- _EXERCISE BRIEF_: Return the number of lines that contain the word "Asalariados", and return nothing else.

- _INPUT MATERIAL_:
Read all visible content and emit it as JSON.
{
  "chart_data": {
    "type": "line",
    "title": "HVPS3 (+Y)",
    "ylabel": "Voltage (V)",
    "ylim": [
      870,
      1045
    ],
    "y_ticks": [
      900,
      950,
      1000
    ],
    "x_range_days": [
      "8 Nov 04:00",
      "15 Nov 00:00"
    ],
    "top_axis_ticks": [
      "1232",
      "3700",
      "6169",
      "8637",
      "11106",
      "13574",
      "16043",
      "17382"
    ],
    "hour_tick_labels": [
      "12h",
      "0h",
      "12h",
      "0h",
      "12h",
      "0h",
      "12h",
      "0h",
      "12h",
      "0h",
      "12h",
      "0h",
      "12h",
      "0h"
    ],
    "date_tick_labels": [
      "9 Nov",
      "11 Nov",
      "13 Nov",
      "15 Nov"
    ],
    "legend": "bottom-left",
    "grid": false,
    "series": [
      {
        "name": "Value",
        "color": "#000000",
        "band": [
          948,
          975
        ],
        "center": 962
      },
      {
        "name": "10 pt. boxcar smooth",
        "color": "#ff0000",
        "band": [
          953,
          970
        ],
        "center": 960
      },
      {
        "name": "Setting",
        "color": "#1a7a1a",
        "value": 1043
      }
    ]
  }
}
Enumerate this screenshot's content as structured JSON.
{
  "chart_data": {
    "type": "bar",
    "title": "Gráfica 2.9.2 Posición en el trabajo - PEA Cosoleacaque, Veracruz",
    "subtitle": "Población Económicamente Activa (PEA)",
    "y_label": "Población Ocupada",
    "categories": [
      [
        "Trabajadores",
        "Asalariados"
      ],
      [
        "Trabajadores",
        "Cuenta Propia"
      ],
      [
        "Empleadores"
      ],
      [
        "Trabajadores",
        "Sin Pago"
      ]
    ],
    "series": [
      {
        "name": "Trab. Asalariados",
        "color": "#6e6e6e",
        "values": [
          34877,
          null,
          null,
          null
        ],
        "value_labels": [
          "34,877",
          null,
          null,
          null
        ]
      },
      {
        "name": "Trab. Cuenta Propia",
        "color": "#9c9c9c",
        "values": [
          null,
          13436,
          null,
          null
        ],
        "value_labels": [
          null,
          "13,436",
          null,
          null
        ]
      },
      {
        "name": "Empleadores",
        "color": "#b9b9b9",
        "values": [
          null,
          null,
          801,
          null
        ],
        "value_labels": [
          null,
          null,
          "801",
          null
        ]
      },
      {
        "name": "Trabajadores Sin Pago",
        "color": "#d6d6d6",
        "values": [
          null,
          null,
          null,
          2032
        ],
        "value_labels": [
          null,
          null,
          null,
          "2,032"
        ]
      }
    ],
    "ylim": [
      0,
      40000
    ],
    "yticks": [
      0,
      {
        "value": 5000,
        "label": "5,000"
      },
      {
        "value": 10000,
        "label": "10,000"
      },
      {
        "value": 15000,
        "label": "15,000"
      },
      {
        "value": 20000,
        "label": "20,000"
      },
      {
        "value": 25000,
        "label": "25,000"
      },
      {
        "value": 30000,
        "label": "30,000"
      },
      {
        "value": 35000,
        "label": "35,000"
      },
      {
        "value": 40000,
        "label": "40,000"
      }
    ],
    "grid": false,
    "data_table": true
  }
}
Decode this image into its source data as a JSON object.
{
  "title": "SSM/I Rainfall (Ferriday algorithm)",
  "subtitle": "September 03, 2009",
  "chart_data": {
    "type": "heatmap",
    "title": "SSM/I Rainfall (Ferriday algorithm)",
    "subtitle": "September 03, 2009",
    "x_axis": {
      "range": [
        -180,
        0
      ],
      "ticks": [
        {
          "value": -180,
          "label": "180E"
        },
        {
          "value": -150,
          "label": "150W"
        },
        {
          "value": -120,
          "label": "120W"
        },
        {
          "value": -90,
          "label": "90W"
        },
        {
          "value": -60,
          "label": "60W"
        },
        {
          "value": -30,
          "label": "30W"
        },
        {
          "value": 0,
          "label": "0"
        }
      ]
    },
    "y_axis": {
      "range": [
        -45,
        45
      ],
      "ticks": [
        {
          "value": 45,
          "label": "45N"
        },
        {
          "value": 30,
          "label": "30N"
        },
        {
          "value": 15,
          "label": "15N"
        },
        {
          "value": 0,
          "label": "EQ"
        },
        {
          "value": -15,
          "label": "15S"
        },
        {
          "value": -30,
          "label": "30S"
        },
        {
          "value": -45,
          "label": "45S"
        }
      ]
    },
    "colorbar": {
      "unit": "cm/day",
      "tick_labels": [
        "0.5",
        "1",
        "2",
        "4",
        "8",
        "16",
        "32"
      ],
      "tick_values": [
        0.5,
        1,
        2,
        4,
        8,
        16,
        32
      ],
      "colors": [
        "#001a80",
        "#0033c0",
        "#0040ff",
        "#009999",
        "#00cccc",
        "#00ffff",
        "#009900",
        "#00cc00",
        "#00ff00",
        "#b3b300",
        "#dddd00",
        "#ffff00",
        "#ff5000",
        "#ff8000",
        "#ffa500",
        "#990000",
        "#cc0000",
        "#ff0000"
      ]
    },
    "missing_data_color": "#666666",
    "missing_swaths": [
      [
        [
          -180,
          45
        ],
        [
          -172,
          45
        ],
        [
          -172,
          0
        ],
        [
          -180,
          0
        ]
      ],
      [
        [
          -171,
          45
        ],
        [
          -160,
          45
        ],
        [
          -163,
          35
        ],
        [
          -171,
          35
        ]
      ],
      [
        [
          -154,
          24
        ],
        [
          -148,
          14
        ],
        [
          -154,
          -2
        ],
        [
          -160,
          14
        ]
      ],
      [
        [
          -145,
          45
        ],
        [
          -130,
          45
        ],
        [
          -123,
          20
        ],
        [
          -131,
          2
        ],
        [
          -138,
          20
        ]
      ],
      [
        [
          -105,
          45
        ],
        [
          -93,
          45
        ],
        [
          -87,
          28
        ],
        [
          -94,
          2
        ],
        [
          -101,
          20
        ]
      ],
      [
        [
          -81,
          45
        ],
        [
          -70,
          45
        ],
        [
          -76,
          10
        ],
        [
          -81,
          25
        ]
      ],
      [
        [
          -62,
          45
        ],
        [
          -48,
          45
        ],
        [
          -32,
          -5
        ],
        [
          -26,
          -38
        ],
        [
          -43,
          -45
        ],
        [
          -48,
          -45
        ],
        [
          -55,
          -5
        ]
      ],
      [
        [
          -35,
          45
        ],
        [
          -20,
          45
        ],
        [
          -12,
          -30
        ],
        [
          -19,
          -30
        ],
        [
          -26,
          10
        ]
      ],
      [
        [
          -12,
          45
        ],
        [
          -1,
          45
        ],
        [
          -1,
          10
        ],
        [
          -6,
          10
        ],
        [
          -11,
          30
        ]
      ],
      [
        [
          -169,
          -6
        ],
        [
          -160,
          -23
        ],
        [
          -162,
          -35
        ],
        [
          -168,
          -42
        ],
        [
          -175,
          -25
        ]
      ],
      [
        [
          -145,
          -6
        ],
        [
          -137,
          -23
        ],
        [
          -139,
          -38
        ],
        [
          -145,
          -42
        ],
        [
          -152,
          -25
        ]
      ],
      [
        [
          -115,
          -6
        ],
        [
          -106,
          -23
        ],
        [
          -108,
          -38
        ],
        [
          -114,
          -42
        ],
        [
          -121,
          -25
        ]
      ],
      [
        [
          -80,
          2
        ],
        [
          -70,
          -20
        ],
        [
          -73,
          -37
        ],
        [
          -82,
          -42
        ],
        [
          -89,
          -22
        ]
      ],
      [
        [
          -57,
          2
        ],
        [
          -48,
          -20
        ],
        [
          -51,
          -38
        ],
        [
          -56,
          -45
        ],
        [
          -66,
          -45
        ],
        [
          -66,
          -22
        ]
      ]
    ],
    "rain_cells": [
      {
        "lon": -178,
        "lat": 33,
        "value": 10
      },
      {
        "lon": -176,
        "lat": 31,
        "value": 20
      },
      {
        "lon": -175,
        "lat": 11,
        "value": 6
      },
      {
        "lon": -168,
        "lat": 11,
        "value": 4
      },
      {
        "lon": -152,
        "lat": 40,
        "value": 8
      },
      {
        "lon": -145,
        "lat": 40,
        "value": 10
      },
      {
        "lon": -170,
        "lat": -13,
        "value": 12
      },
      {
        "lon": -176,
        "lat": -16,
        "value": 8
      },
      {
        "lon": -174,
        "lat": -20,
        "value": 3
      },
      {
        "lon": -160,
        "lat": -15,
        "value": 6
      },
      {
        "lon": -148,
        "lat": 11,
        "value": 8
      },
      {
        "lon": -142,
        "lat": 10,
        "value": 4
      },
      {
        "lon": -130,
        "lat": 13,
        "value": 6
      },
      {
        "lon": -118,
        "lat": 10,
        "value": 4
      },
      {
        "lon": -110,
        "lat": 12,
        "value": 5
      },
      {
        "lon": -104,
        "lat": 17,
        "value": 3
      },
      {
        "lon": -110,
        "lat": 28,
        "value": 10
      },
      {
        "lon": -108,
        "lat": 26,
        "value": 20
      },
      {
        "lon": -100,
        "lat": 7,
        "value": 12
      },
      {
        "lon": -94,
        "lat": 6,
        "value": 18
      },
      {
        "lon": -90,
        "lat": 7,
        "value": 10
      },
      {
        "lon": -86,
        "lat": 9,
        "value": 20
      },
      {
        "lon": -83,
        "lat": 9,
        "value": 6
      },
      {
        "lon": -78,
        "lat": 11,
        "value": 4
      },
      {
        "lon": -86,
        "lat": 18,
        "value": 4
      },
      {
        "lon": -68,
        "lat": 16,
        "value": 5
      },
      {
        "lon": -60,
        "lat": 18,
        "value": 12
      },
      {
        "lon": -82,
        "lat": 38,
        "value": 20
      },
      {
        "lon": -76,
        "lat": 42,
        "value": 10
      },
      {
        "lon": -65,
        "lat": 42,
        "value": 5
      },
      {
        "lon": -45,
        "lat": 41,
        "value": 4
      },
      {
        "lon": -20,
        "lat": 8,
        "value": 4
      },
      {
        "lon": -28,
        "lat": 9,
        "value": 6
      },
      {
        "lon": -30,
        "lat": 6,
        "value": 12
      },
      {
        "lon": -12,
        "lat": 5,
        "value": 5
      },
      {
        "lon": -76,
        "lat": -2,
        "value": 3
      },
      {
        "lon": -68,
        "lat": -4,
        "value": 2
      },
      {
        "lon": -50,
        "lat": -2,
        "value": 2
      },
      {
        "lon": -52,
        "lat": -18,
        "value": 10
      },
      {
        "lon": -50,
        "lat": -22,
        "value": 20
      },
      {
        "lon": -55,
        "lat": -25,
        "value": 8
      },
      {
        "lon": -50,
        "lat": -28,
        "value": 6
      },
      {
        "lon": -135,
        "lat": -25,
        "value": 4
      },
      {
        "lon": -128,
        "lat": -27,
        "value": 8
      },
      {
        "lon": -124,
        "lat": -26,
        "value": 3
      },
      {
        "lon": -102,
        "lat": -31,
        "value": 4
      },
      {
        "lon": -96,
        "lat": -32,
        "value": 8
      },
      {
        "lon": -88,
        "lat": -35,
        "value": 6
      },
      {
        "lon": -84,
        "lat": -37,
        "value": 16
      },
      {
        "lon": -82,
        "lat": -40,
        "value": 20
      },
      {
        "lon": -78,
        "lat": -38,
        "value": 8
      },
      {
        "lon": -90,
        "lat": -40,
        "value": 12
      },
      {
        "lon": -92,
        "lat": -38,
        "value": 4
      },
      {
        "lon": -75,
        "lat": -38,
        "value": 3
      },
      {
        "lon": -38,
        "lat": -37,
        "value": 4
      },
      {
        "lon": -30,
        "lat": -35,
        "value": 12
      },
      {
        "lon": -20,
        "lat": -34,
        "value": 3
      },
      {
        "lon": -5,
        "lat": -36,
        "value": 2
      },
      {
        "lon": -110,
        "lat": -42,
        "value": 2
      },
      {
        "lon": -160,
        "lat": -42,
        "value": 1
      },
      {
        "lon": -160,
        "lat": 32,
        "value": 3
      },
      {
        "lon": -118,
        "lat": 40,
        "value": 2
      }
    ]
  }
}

- _TASK OUTPUT_: 2